_DATA SUPPLIED_:
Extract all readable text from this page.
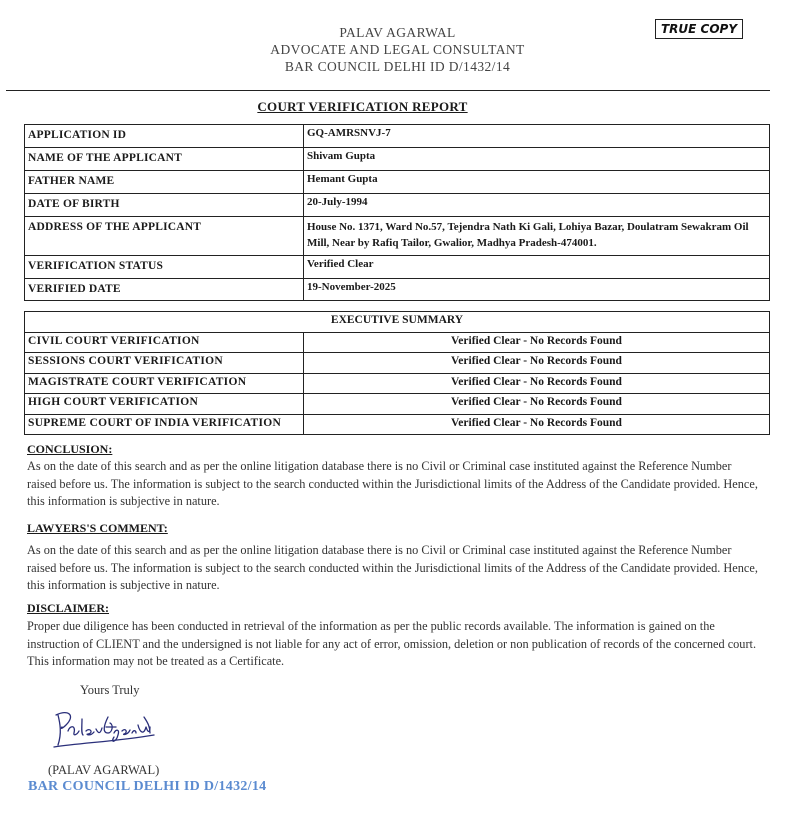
PALAV AGARWAL
ADVOCATE AND LEGAL CONSULTANT
BAR COUNCIL DELHI ID D/1432/14
TRUE COPY
COURT VERIFICATION REPORT
APPLICATION ID	GQ-AMRSNVJ-7
NAME OF THE APPLICANT	Shivam Gupta
FATHER NAME	Hemant Gupta
DATE OF BIRTH	20-July-1994
ADDRESS OF THE APPLICANT	House No. 1371, Ward No.57, Tejendra Nath Ki Gali, Lohiya Bazar, Doulatram Sewakram Oil Mill, Near by Rafiq Tailor, Gwalior, Madhya Pradesh-474001.
VERIFICATION STATUS	Verified Clear
VERIFIED DATE	19-November-2025
EXECUTIVE SUMMARY	
CIVIL COURT VERIFICATION	Verified Clear - No Records Found
SESSIONS COURT VERIFICATION	Verified Clear - No Records Found
MAGISTRATE COURT VERIFICATION	Verified Clear - No Records Found
HIGH COURT VERIFICATION	Verified Clear - No Records Found
SUPREME COURT OF INDIA VERIFICATION	Verified Clear - No Records Found
CONCLUSION:
As on the date of this search and as per the online litigation database there is no Civil or Criminal case instituted against the Reference Number raised before us. The information is subject to the search conducted within the Jurisdictional limits of the Address of the Candidate provided. Hence, this information is subjective in nature.
LAWYERS'S COMMENT:
As on the date of this search and as per the online litigation database there is no Civil or Criminal case instituted against the Reference Number raised before us. The information is subject to the search conducted within the Jurisdictional limits of the Address of the Candidate provided. Hence, this information is subjective in nature.
DISCLAIMER:
Proper due diligence has been conducted in retrieval of the information as per the public records available. The information is gained on the instruction of CLIENT and the undersigned is not liable for any act of error, omission, deletion or non publication of records of the concerned court. This information may not be treated as a Certificate.
Yours Truly
(PALAV AGARWAL)
BAR COUNCIL DELHI ID D/1432/14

_WHAT TO DO_: Pictures are excluded; output everything else in the data verbatim.

_OUTPUT FOR THIS TASK_:
Extract all readable text from this page.
PALAV AGARWAL
ADVOCATE AND LEGAL CONSULTANT
BAR COUNCIL DELHI ID D/1432/14
TRUE COPY
COURT VERIFICATION REPORT
APPLICATION ID	GQ-AMRSNVJ-7
NAME OF THE APPLICANT	Shivam Gupta
FATHER NAME	Hemant Gupta
DATE OF BIRTH	20-July-1994
ADDRESS OF THE APPLICANT	House No. 1371, Ward No.57, Tejendra Nath Ki Gali, Lohiya Bazar, Doulatram Sewakram Oil Mill, Near by Rafiq Tailor, Gwalior, Madhya Pradesh-474001.
VERIFICATION STATUS	Verified Clear
VERIFIED DATE	19-November-2025
EXECUTIVE SUMMARY	
CIVIL COURT VERIFICATION	Verified Clear - No Records Found
SESSIONS COURT VERIFICATION	Verified Clear - No Records Found
MAGISTRATE COURT VERIFICATION	Verified Clear - No Records Found
HIGH COURT VERIFICATION	Verified Clear - No Records Found
SUPREME COURT OF INDIA VERIFICATION	Verified Clear - No Records Found
CONCLUSION:
As on the date of this search and as per the online litigation database there is no Civil or Criminal case instituted against the Reference Number raised before us. The information is subject to the search conducted within the Jurisdictional limits of the Address of the Candidate provided. Hence, this information is subjective in nature.
LAWYERS'S COMMENT:
As on the date of this search and as per the online litigation database there is no Civil or Criminal case instituted against the Reference Number raised before us. The information is subject to the search conducted within the Jurisdictional limits of the Address of the Candidate provided. Hence, this information is subjective in nature.
DISCLAIMER:
Proper due diligence has been conducted in retrieval of the information as per the public records available. The information is gained on the instruction of CLIENT and the undersigned is not liable for any act of error, omission, deletion or non publication of records of the concerned court. This information may not be treated as a Certificate.
Yours Truly
(PALAV AGARWAL)
BAR COUNCIL DELHI ID D/1432/14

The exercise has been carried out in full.